RECORDS SUPPLIED

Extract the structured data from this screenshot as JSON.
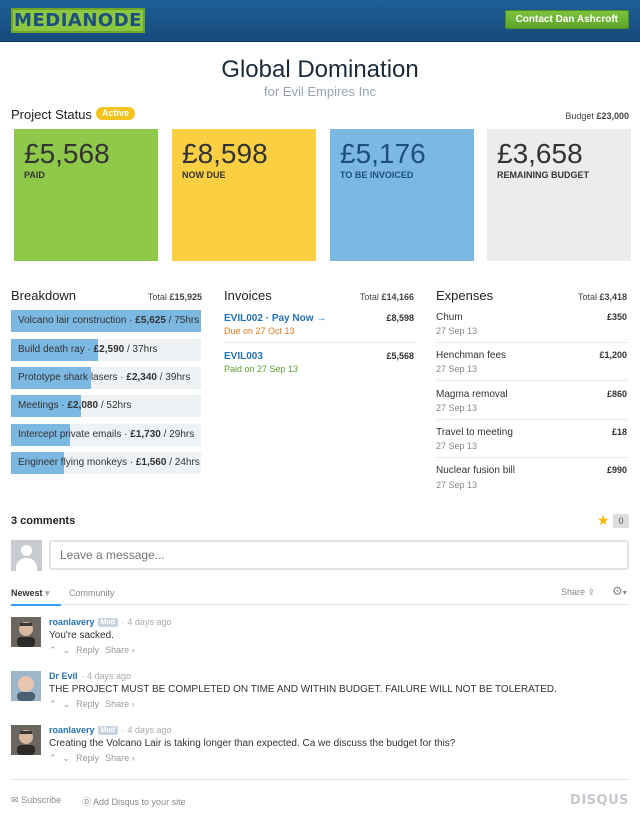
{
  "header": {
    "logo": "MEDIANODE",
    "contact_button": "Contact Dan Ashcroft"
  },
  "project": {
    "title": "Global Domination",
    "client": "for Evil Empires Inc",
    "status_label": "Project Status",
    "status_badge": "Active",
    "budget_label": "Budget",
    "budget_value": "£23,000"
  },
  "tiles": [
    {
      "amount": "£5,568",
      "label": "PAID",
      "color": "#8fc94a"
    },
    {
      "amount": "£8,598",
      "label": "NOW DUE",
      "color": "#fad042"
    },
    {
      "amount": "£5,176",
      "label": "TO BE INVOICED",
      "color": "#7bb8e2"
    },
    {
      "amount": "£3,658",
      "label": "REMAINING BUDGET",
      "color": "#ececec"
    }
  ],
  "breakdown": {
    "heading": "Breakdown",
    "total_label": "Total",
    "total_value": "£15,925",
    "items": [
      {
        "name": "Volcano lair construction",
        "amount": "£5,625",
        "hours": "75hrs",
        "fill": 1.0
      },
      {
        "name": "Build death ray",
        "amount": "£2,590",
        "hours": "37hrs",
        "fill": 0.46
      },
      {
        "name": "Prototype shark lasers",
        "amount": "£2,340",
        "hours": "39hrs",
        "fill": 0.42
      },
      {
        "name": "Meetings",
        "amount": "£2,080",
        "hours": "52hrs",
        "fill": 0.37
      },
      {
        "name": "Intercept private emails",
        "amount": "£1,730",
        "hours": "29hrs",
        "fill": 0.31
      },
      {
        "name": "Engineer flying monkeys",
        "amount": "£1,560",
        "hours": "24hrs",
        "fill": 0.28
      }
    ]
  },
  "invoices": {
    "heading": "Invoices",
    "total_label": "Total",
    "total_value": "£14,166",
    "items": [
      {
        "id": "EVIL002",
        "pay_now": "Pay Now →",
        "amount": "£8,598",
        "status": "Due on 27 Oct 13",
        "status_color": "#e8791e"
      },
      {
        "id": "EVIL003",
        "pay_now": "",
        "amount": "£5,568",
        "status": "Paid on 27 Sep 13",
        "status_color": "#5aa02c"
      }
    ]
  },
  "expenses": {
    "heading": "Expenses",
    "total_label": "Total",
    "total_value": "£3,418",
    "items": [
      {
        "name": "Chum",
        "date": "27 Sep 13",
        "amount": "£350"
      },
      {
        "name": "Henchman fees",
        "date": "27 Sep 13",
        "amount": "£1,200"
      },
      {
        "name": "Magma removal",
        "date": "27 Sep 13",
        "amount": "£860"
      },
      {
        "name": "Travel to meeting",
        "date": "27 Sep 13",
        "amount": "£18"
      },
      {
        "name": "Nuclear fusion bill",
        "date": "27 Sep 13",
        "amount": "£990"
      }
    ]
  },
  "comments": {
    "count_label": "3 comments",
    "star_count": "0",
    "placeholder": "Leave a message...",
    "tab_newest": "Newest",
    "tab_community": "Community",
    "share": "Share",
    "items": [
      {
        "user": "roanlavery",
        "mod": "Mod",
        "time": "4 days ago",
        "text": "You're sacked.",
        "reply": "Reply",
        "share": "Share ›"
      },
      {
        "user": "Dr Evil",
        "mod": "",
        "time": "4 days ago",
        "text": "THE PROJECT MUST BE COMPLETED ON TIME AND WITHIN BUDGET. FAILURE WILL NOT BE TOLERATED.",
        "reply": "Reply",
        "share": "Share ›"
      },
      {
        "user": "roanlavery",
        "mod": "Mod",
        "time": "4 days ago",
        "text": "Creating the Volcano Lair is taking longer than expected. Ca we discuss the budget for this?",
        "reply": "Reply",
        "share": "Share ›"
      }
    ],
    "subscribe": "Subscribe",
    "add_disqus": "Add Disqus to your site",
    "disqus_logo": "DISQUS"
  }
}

GOAL
Scan the entries above. Copy each line that has the string "name".

RESULT BELOW
        "name": "Volcano lair construction",
        "name": "Build death ray",
        "name": "Prototype shark lasers",
        "name": "Meetings",
        "name": "Intercept private emails",
        "name": "Engineer flying monkeys",
        "name": "Chum",
        "name": "Henchman fees",
        "name": "Magma removal",
        "name": "Travel to meeting",
        "name": "Nuclear fusion bill",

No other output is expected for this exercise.